* EXERCISE:
Copy every line of the data that contains the string "Pumps".

[Stored entries]
## BEGIN

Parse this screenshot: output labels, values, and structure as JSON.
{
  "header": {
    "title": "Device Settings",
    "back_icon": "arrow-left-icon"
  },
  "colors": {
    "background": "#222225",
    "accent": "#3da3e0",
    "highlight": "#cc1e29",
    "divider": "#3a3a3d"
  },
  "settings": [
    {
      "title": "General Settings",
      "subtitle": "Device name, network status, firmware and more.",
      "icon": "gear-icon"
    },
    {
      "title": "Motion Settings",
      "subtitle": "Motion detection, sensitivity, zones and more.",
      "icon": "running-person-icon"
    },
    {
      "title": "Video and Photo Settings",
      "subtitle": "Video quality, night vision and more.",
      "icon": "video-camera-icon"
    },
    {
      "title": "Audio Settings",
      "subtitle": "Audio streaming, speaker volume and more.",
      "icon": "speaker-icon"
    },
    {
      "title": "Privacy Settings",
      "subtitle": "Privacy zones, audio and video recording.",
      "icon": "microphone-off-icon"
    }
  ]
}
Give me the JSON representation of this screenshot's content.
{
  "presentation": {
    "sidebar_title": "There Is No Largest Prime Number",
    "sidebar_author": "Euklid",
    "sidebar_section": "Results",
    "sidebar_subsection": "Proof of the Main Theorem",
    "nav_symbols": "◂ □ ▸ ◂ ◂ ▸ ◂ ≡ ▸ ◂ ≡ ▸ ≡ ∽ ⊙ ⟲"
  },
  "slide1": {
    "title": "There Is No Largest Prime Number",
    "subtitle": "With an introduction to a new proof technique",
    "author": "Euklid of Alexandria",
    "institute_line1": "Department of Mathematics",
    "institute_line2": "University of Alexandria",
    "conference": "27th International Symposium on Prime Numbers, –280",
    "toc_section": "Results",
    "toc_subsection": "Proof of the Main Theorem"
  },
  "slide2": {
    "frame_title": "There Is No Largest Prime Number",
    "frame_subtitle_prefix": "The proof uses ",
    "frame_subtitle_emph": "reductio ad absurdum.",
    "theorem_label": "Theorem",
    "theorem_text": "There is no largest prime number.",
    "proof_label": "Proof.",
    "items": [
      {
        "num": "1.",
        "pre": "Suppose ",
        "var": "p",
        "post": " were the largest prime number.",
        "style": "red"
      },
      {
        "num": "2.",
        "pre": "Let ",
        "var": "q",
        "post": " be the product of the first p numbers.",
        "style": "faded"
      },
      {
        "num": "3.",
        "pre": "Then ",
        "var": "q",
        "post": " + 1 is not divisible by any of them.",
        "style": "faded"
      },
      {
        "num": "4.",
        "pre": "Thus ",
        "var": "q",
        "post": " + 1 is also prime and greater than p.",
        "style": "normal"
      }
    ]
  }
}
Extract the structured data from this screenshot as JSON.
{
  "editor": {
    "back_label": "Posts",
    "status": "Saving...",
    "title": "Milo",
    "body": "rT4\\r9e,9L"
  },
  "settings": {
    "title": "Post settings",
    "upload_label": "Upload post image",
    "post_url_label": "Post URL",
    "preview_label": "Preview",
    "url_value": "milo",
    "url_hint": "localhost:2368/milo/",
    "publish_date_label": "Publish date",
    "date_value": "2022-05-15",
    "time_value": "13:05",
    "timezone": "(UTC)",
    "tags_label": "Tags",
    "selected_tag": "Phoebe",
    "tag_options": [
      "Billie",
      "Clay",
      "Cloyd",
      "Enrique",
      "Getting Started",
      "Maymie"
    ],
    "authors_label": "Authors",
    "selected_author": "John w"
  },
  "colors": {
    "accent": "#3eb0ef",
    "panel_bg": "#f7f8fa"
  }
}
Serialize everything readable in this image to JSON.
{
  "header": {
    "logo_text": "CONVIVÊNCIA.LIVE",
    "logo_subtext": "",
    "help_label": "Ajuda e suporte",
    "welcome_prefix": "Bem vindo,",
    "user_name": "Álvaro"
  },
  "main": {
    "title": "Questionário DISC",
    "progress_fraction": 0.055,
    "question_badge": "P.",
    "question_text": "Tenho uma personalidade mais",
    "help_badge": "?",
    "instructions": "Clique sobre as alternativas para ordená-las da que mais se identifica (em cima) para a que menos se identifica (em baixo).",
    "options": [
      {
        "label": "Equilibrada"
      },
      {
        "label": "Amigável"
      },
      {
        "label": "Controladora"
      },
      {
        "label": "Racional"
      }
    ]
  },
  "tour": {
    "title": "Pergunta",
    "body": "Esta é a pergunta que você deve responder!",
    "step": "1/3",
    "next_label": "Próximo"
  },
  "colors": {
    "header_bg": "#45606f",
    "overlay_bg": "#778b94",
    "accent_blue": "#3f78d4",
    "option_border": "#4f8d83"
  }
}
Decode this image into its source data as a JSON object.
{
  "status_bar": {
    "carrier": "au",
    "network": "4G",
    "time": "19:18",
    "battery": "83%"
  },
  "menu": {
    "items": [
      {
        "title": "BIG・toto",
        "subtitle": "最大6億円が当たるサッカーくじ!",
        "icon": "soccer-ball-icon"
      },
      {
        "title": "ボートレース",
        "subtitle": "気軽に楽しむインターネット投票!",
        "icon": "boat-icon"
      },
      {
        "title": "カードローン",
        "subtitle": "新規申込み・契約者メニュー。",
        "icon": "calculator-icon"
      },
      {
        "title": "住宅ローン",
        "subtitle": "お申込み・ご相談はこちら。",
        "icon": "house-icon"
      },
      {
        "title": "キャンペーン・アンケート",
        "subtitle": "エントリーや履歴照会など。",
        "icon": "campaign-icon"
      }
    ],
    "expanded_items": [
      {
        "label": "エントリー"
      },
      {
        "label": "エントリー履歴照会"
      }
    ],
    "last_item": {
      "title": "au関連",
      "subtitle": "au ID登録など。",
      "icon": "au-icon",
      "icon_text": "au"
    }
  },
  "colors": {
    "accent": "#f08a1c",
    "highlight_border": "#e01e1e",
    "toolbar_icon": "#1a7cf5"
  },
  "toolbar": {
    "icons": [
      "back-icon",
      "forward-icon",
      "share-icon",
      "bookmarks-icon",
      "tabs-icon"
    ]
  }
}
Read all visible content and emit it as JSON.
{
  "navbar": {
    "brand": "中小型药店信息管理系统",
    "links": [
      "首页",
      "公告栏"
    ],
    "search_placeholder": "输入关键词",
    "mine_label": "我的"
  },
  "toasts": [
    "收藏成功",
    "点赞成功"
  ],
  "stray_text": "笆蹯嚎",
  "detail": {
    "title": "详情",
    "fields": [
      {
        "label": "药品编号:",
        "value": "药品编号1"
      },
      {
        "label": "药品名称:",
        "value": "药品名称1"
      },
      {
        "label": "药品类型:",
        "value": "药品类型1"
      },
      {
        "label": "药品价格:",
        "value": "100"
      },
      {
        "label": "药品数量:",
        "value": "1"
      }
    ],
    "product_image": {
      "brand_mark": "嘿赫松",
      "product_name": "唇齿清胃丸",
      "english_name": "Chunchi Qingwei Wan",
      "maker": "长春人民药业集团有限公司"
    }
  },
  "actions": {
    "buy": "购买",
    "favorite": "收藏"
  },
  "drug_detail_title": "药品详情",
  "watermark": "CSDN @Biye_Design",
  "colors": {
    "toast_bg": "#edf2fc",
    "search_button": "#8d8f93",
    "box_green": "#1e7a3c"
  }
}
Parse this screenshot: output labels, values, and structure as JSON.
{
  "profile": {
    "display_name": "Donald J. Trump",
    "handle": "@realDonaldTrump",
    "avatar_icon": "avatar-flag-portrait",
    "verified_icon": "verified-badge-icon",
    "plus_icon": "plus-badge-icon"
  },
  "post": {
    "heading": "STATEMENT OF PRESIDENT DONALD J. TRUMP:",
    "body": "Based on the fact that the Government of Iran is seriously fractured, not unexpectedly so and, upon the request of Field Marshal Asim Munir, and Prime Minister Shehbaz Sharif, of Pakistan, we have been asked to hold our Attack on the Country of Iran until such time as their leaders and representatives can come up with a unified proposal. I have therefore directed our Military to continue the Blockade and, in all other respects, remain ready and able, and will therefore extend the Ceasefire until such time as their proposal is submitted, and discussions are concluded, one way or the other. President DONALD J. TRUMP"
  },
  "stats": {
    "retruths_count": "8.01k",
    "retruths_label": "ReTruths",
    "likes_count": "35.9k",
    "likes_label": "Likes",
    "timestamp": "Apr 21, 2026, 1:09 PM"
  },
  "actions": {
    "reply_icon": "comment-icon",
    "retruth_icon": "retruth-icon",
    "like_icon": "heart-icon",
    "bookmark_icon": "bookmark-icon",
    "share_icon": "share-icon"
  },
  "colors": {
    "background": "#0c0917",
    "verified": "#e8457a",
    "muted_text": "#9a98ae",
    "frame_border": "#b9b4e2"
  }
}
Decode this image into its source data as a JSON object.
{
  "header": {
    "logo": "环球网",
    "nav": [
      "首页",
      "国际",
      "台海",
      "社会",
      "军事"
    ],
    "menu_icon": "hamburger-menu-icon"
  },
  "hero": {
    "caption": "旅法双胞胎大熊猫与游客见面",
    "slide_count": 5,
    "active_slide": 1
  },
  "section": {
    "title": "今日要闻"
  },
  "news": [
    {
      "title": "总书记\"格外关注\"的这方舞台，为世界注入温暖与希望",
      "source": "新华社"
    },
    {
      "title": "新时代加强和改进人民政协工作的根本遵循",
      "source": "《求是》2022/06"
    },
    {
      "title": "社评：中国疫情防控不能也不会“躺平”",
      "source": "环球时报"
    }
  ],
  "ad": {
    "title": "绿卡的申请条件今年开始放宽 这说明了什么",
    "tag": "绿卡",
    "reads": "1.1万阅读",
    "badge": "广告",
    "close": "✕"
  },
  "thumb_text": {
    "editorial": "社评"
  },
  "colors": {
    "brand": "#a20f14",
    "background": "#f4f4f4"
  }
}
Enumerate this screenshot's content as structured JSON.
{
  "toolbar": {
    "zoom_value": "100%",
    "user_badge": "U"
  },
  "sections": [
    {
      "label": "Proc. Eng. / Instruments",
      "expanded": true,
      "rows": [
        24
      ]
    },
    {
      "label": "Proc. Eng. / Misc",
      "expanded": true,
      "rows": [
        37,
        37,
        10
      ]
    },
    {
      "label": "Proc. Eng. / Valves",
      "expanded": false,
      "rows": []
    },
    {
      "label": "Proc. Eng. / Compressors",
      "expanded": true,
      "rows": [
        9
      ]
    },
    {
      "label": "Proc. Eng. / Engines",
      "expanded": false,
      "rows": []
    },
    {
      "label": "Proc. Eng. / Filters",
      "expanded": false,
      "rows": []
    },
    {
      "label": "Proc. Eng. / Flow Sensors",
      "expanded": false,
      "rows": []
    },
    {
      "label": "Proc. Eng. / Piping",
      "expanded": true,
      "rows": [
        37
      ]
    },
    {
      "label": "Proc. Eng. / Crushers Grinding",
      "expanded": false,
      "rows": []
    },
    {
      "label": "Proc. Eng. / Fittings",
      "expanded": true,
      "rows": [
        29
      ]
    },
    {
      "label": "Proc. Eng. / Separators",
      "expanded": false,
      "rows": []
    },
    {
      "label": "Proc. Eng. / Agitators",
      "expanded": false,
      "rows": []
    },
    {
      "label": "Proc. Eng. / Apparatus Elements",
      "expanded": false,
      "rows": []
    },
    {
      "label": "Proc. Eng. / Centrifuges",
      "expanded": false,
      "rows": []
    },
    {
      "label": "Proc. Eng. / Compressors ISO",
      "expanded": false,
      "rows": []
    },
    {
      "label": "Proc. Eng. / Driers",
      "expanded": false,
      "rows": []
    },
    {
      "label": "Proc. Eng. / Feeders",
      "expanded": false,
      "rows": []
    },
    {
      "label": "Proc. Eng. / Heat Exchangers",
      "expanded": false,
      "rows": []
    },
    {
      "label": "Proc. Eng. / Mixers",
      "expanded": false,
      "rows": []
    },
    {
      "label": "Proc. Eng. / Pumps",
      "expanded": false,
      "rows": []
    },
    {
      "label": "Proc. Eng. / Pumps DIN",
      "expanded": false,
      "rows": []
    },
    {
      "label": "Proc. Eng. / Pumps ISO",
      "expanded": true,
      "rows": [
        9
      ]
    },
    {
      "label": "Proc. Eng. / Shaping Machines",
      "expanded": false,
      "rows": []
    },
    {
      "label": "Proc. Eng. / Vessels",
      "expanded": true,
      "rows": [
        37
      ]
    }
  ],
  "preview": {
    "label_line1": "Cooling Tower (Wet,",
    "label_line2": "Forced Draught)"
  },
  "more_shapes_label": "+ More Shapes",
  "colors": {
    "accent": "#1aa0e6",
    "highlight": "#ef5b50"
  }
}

## END

* REPLY TO THE TASK:
      "label": "Proc. Eng. / Pumps",
      "label": "Proc. Eng. / Pumps DIN",
      "label": "Proc. Eng. / Pumps ISO",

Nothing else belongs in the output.